| Input material |

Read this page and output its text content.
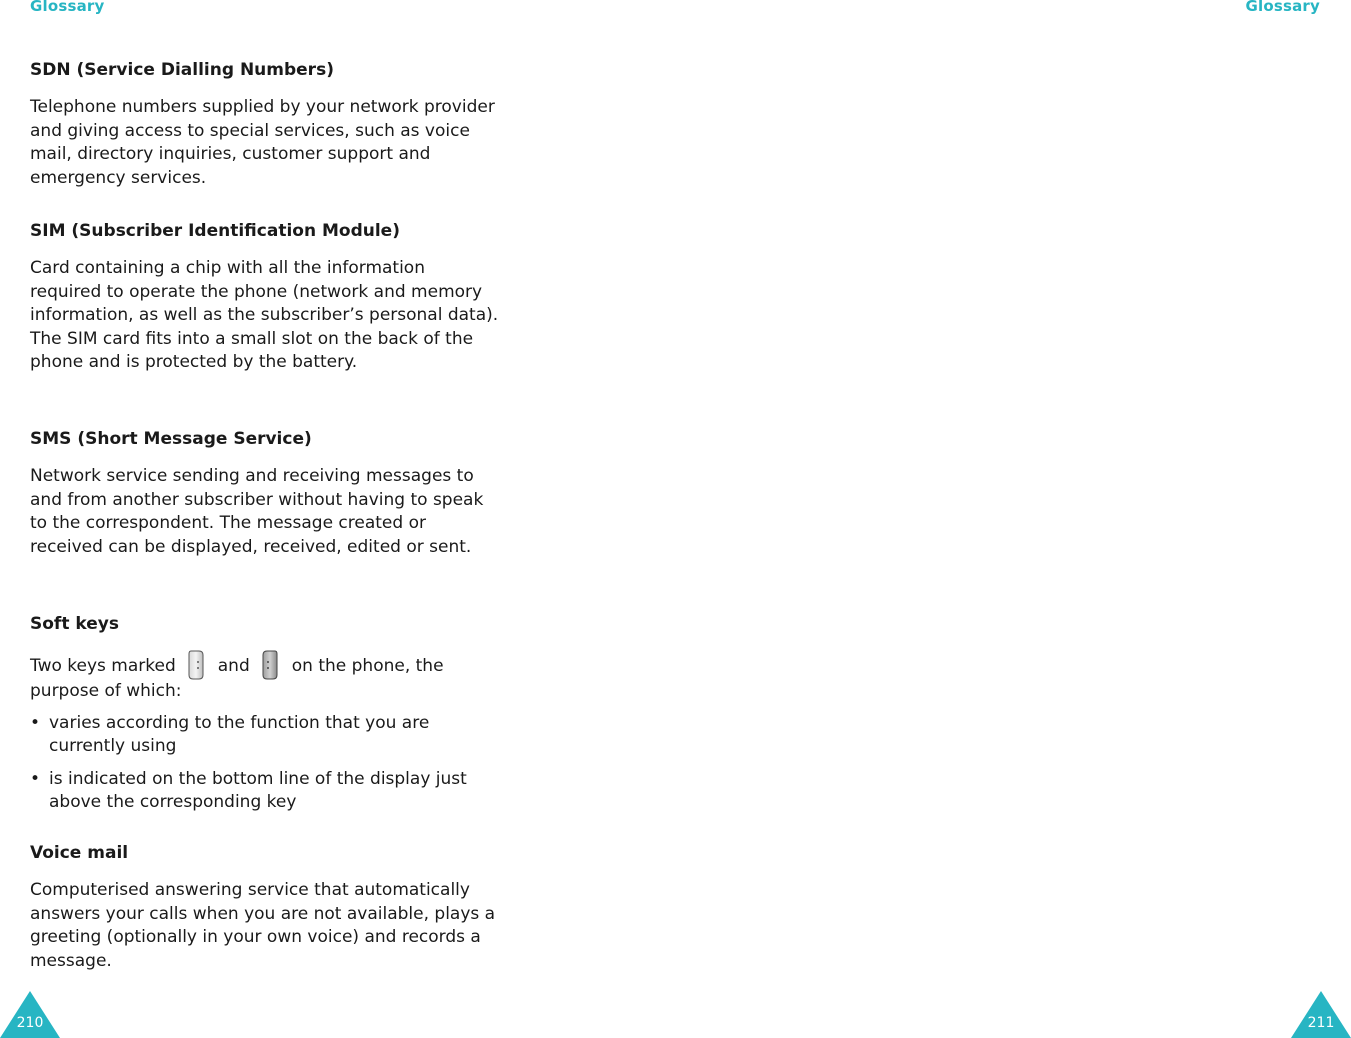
Glossary	Glossary
SDN (Service Dialling Numbers)

Telephone numbers supplied by your network provider and giving access to special services, such as voice mail, directory inquiries, customer support and emergency services.

SIM (Subscriber Identification Module)

Card containing a chip with all the information required to operate the phone (network and memory information, as well as the subscriber’s personal data). The SIM card fits into a small slot on the back of the phone and is protected by the battery.

SMS (Short Message Service)

Network service sending and receiving messages to and from another subscriber without having to speak to the correspondent. The message created or received can be displayed, received, edited or sent.

Soft keys

Two keys marked and on the phone, the purpose of which:

• varies according to the function that you are currently using
• is indicated on the bottom line of the display just above the corresponding key
Voice mail

Computerised answering service that automatically answers your calls when you are not available, plays a greeting (optionally in your own voice) and records a message.

210	211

| The exercise |
All of the material above needs to be restated exactly, with no pictures.

| Exercise answer |
Read this page and output its text content.
Glossary	Glossary
SDN (Service Dialling Numbers)

Telephone numbers supplied by your network provider and giving access to special services, such as voice mail, directory inquiries, customer support and emergency services.

SIM (Subscriber Identification Module)

Card containing a chip with all the information required to operate the phone (network and memory information, as well as the subscriber’s personal data). The SIM card fits into a small slot on the back of the phone and is protected by the battery.

SMS (Short Message Service)

Network service sending and receiving messages to and from another subscriber without having to speak to the correspondent. The message created or received can be displayed, received, edited or sent.

Soft keys

Two keys marked and on the phone, the purpose of which:

• varies according to the function that you are currently using
• is indicated on the bottom line of the display just above the corresponding key
Voice mail

Computerised answering service that automatically answers your calls when you are not available, plays a greeting (optionally in your own voice) and records a message.

210	211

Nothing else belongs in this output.